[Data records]
####

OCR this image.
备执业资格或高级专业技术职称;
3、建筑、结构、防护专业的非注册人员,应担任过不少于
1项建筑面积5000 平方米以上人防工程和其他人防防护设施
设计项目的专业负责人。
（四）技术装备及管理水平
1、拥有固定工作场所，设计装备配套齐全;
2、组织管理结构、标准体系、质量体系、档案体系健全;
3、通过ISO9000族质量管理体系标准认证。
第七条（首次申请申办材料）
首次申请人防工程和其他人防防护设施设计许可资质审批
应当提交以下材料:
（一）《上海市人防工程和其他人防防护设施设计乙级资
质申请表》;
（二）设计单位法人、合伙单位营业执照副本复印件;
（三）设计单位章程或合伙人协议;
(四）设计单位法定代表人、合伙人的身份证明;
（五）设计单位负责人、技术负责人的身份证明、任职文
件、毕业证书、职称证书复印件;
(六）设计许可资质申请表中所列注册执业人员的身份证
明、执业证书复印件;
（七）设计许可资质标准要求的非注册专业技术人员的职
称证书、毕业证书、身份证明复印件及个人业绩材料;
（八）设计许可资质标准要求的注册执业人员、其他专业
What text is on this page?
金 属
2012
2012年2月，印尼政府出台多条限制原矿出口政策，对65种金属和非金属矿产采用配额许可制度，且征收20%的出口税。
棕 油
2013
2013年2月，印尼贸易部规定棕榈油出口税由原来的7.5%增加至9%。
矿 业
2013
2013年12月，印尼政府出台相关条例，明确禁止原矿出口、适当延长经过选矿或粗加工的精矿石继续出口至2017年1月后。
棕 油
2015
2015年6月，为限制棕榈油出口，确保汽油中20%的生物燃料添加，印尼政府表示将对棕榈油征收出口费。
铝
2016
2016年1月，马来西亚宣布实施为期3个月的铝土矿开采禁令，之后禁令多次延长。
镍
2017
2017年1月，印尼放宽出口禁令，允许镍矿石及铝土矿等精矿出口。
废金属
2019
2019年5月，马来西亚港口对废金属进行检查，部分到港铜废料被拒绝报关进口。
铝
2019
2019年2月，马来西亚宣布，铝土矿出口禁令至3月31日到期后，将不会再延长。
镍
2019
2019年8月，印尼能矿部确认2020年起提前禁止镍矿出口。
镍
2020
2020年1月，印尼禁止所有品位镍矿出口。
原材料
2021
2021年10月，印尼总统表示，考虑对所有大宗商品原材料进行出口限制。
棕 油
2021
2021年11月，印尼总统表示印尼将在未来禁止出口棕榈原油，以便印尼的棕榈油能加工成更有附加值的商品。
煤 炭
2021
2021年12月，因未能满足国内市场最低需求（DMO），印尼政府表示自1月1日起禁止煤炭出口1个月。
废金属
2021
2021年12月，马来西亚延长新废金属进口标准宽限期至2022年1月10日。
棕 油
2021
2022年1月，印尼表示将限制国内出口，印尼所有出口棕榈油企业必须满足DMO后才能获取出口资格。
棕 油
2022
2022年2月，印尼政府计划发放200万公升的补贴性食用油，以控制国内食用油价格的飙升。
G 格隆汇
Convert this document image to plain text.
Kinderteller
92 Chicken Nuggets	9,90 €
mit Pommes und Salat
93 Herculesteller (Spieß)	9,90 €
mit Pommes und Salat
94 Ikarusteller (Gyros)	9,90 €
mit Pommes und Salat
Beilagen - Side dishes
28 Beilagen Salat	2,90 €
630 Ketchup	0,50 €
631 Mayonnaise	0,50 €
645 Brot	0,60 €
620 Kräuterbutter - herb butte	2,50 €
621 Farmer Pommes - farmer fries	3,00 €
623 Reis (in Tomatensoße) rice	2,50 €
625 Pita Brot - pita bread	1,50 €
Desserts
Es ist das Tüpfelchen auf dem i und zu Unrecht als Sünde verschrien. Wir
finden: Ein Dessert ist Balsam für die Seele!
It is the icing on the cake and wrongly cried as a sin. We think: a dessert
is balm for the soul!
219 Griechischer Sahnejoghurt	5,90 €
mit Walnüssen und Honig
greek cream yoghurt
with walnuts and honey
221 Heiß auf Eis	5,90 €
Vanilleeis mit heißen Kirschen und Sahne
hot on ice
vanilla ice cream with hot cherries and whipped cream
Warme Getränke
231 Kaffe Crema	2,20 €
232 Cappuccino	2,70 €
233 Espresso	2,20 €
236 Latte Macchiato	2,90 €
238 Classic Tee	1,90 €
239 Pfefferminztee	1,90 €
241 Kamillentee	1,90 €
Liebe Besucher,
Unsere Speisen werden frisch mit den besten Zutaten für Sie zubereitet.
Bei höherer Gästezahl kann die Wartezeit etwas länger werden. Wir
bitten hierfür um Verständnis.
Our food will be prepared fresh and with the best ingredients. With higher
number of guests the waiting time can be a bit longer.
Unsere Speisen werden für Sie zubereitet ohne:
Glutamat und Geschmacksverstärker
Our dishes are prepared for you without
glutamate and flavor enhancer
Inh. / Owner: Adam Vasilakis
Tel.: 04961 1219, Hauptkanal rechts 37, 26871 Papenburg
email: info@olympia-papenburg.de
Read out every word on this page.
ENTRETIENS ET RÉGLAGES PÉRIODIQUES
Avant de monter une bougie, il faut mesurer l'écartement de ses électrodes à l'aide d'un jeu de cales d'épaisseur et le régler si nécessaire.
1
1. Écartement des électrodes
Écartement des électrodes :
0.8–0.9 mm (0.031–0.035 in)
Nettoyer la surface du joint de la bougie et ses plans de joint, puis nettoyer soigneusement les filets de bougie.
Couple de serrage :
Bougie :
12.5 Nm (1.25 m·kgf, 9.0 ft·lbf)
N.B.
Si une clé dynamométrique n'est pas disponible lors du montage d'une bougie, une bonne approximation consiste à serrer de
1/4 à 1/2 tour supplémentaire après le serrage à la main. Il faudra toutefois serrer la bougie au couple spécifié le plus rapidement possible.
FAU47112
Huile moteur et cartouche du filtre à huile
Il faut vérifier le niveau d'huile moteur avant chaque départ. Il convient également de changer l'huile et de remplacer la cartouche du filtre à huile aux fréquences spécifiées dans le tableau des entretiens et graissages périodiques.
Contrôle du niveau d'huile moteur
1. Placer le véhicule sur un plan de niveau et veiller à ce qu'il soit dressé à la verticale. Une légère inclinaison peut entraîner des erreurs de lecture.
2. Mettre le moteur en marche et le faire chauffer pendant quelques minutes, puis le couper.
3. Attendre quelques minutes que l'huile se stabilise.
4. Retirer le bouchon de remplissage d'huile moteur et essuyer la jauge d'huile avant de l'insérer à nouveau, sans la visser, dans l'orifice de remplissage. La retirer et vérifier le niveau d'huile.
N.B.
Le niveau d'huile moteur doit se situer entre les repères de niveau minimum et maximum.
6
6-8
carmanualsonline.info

####

AIM — Copy out every line from the data above that has "dans" in it.

THE ANSWER —
Il faut vérifier le niveau d'huile moteur avant chaque départ. Il convient également de changer l'huile et de remplacer la cartouche du filtre à huile aux fréquences spécifiées dans le tableau des entretiens et graissages périodiques.
4. Retirer le bouchon de remplissage d'huile moteur et essuyer la jauge d'huile avant de l'insérer à nouveau, sans la visser, dans l'orifice de remplissage. La retirer et vérifier le niveau d'huile.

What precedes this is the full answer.